> _Exercise directions_: Extract each line containing the string "avec".

> _Data provided_:
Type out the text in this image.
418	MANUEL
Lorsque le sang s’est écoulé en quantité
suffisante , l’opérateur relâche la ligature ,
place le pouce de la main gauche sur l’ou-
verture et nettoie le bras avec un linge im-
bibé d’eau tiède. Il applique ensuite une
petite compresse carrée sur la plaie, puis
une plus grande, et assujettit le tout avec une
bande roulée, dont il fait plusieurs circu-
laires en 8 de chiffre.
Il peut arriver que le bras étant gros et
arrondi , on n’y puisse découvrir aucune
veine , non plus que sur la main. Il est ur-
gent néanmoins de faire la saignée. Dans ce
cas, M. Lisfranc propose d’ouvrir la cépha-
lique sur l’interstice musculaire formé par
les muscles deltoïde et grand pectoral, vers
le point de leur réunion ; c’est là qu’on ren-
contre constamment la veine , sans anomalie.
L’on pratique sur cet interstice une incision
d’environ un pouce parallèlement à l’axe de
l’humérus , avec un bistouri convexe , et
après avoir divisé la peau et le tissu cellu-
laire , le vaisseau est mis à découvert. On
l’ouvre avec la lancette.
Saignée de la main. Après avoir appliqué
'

> _Result_:
verture et nettoie le bras avec un linge im-
une plus grande, et assujettit le tout avec une
l’humérus , avec un bistouri convexe , et
l’ouvre avec la lancette.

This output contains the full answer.